*Goal*: Return the records in full, exactly as given.

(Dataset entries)
....................
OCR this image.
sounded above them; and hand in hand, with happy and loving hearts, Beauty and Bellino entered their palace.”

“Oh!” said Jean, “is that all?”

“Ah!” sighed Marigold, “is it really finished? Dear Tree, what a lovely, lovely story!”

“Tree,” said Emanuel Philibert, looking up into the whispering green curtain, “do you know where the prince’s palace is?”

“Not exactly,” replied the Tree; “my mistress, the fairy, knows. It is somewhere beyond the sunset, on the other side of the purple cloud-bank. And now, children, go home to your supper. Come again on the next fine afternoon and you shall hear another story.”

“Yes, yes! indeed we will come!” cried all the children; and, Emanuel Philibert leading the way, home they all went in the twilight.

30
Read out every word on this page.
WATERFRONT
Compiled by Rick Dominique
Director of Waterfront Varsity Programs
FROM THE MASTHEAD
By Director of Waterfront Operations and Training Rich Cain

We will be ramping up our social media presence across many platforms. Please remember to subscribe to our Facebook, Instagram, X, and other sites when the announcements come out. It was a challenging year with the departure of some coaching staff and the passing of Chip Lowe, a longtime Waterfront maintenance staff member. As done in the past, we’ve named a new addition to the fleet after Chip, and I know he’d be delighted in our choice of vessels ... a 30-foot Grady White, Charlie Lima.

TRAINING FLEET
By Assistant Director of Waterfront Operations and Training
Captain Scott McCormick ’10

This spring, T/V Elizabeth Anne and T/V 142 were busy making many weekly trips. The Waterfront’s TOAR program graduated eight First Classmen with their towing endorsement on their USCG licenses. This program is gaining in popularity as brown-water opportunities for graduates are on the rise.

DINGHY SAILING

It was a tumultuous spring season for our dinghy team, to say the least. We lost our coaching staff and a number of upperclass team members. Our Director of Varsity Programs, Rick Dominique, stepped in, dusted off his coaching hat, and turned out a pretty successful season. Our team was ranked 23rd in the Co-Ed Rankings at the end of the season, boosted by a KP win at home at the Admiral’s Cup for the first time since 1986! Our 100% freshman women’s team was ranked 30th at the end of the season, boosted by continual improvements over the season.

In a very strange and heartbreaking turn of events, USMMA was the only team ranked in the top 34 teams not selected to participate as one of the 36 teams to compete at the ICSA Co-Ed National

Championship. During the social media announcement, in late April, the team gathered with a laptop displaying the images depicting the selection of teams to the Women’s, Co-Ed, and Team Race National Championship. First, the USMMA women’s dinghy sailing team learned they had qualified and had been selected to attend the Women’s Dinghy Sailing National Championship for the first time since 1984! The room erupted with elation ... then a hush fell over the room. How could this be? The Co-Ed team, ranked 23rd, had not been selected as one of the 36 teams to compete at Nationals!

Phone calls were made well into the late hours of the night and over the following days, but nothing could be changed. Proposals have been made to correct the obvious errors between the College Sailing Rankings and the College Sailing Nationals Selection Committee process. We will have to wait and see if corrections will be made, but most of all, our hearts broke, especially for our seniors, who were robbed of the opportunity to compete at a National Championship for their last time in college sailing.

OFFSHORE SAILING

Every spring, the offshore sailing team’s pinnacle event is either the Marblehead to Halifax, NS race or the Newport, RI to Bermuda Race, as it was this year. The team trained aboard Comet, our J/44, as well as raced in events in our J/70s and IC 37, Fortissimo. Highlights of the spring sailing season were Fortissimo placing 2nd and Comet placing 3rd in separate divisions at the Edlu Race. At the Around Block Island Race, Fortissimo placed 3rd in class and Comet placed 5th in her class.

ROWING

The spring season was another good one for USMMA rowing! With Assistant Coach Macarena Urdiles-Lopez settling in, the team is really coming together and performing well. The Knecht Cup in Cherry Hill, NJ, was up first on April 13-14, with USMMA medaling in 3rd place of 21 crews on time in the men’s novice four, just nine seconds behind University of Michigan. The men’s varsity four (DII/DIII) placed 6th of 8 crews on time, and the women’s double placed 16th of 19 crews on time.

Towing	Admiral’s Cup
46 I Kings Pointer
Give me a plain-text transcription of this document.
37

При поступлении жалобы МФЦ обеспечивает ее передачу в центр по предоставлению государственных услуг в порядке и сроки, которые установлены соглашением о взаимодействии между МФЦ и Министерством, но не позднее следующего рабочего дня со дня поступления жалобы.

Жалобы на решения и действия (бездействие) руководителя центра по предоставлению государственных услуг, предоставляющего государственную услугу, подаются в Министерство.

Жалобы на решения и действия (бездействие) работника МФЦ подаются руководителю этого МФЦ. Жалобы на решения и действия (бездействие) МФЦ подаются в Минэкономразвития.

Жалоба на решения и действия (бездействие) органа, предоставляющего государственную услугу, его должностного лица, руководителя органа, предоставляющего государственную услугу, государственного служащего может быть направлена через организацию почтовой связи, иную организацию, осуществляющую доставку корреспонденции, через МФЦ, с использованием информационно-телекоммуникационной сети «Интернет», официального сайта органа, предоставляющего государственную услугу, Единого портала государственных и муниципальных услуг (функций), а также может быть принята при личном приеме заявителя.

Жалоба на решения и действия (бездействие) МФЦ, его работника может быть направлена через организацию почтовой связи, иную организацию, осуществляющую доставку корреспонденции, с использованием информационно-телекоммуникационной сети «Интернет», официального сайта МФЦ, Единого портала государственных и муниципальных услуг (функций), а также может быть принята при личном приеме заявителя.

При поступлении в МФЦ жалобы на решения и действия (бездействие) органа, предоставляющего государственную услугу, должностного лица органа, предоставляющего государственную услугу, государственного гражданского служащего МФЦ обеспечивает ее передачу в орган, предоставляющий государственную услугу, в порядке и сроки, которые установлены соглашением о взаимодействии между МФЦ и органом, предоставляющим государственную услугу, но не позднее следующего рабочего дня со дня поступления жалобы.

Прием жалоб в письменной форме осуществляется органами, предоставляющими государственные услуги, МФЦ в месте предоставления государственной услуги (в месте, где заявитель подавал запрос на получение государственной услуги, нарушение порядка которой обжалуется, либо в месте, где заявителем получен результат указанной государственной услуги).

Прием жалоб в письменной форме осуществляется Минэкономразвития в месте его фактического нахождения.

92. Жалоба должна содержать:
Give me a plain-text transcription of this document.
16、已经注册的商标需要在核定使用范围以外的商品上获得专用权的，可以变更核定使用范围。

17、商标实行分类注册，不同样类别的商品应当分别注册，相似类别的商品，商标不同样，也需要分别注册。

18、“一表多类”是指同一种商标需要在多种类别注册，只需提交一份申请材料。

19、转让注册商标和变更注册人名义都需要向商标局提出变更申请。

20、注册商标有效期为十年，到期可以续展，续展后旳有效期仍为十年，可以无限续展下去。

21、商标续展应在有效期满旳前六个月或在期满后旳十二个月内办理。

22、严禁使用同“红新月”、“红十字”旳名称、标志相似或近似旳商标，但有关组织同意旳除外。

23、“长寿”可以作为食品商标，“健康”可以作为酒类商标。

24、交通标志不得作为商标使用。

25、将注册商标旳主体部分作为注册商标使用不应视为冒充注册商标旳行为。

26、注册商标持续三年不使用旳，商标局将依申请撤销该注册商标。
....................
*Result*:
OCR this image.
sounded above them; and hand in hand, with happy and loving hearts, Beauty and Bellino entered their palace.”

“Oh!” said Jean, “is that all?”

“Ah!” sighed Marigold, “is it really finished? Dear Tree, what a lovely, lovely story!”

“Tree,” said Emanuel Philibert, looking up into the whispering green curtain, “do you know where the prince’s palace is?”

“Not exactly,” replied the Tree; “my mistress, the fairy, knows. It is somewhere beyond the sunset, on the other side of the purple cloud-bank. And now, children, go home to your supper. Come again on the next fine afternoon and you shall hear another story.”

“Yes, yes! indeed we will come!” cried all the children; and, Emanuel Philibert leading the way, home they all went in the twilight.

30
Read out every word on this page.
WATERFRONT
Compiled by Rick Dominique
Director of Waterfront Varsity Programs
FROM THE MASTHEAD
By Director of Waterfront Operations and Training Rich Cain

We will be ramping up our social media presence across many platforms. Please remember to subscribe to our Facebook, Instagram, X, and other sites when the announcements come out. It was a challenging year with the departure of some coaching staff and the passing of Chip Lowe, a longtime Waterfront maintenance staff member. As done in the past, we’ve named a new addition to the fleet after Chip, and I know he’d be delighted in our choice of vessels ... a 30-foot Grady White, Charlie Lima.

TRAINING FLEET
By Assistant Director of Waterfront Operations and Training
Captain Scott McCormick ’10

This spring, T/V Elizabeth Anne and T/V 142 were busy making many weekly trips. The Waterfront’s TOAR program graduated eight First Classmen with their towing endorsement on their USCG licenses. This program is gaining in popularity as brown-water opportunities for graduates are on the rise.

DINGHY SAILING

It was a tumultuous spring season for our dinghy team, to say the least. We lost our coaching staff and a number of upperclass team members. Our Director of Varsity Programs, Rick Dominique, stepped in, dusted off his coaching hat, and turned out a pretty successful season. Our team was ranked 23rd in the Co-Ed Rankings at the end of the season, boosted by a KP win at home at the Admiral’s Cup for the first time since 1986! Our 100% freshman women’s team was ranked 30th at the end of the season, boosted by continual improvements over the season.

In a very strange and heartbreaking turn of events, USMMA was the only team ranked in the top 34 teams not selected to participate as one of the 36 teams to compete at the ICSA Co-Ed National

Championship. During the social media announcement, in late April, the team gathered with a laptop displaying the images depicting the selection of teams to the Women’s, Co-Ed, and Team Race National Championship. First, the USMMA women’s dinghy sailing team learned they had qualified and had been selected to attend the Women’s Dinghy Sailing National Championship for the first time since 1984! The room erupted with elation ... then a hush fell over the room. How could this be? The Co-Ed team, ranked 23rd, had not been selected as one of the 36 teams to compete at Nationals!

Phone calls were made well into the late hours of the night and over the following days, but nothing could be changed. Proposals have been made to correct the obvious errors between the College Sailing Rankings and the College Sailing Nationals Selection Committee process. We will have to wait and see if corrections will be made, but most of all, our hearts broke, especially for our seniors, who were robbed of the opportunity to compete at a National Championship for their last time in college sailing.

OFFSHORE SAILING

Every spring, the offshore sailing team’s pinnacle event is either the Marblehead to Halifax, NS race or the Newport, RI to Bermuda Race, as it was this year. The team trained aboard Comet, our J/44, as well as raced in events in our J/70s and IC 37, Fortissimo. Highlights of the spring sailing season were Fortissimo placing 2nd and Comet placing 3rd in separate divisions at the Edlu Race. At the Around Block Island Race, Fortissimo placed 3rd in class and Comet placed 5th in her class.

ROWING

The spring season was another good one for USMMA rowing! With Assistant Coach Macarena Urdiles-Lopez settling in, the team is really coming together and performing well. The Knecht Cup in Cherry Hill, NJ, was up first on April 13-14, with USMMA medaling in 3rd place of 21 crews on time in the men’s novice four, just nine seconds behind University of Michigan. The men’s varsity four (DII/DIII) placed 6th of 8 crews on time, and the women’s double placed 16th of 19 crews on time.

Towing	Admiral’s Cup
46 I Kings Pointer
Give me a plain-text transcription of this document.
37

При поступлении жалобы МФЦ обеспечивает ее передачу в центр по предоставлению государственных услуг в порядке и сроки, которые установлены соглашением о взаимодействии между МФЦ и Министерством, но не позднее следующего рабочего дня со дня поступления жалобы.

Жалобы на решения и действия (бездействие) руководителя центра по предоставлению государственных услуг, предоставляющего государственную услугу, подаются в Министерство.

Жалобы на решения и действия (бездействие) работника МФЦ подаются руководителю этого МФЦ. Жалобы на решения и действия (бездействие) МФЦ подаются в Минэкономразвития.

Жалоба на решения и действия (бездействие) органа, предоставляющего государственную услугу, его должностного лица, руководителя органа, предоставляющего государственную услугу, государственного служащего может быть направлена через организацию почтовой связи, иную организацию, осуществляющую доставку корреспонденции, через МФЦ, с использованием информационно-телекоммуникационной сети «Интернет», официального сайта органа, предоставляющего государственную услугу, Единого портала государственных и муниципальных услуг (функций), а также может быть принята при личном приеме заявителя.

Жалоба на решения и действия (бездействие) МФЦ, его работника может быть направлена через организацию почтовой связи, иную организацию, осуществляющую доставку корреспонденции, с использованием информационно-телекоммуникационной сети «Интернет», официального сайта МФЦ, Единого портала государственных и муниципальных услуг (функций), а также может быть принята при личном приеме заявителя.

При поступлении в МФЦ жалобы на решения и действия (бездействие) органа, предоставляющего государственную услугу, должностного лица органа, предоставляющего государственную услугу, государственного гражданского служащего МФЦ обеспечивает ее передачу в орган, предоставляющий государственную услугу, в порядке и сроки, которые установлены соглашением о взаимодействии между МФЦ и органом, предоставляющим государственную услугу, но не позднее следующего рабочего дня со дня поступления жалобы.

Прием жалоб в письменной форме осуществляется органами, предоставляющими государственные услуги, МФЦ в месте предоставления государственной услуги (в месте, где заявитель подавал запрос на получение государственной услуги, нарушение порядка которой обжалуется, либо в месте, где заявителем получен результат указанной государственной услуги).

Прием жалоб в письменной форме осуществляется Минэкономразвития в месте его фактического нахождения.

92. Жалоба должна содержать:
Give me a plain-text transcription of this document.
16、已经注册的商标需要在核定使用范围以外的商品上获得专用权的，可以变更核定使用范围。

17、商标实行分类注册，不同样类别的商品应当分别注册，相似类别的商品，商标不同样，也需要分别注册。

18、“一表多类”是指同一种商标需要在多种类别注册，只需提交一份申请材料。

19、转让注册商标和变更注册人名义都需要向商标局提出变更申请。

20、注册商标有效期为十年，到期可以续展，续展后旳有效期仍为十年，可以无限续展下去。

21、商标续展应在有效期满旳前六个月或在期满后旳十二个月内办理。

22、严禁使用同“红新月”、“红十字”旳名称、标志相似或近似旳商标，但有关组织同意旳除外。

23、“长寿”可以作为食品商标，“健康”可以作为酒类商标。

24、交通标志不得作为商标使用。

25、将注册商标旳主体部分作为注册商标使用不应视为冒充注册商标旳行为。

26、注册商标持续三年不使用旳，商标局将依申请撤销该注册商标。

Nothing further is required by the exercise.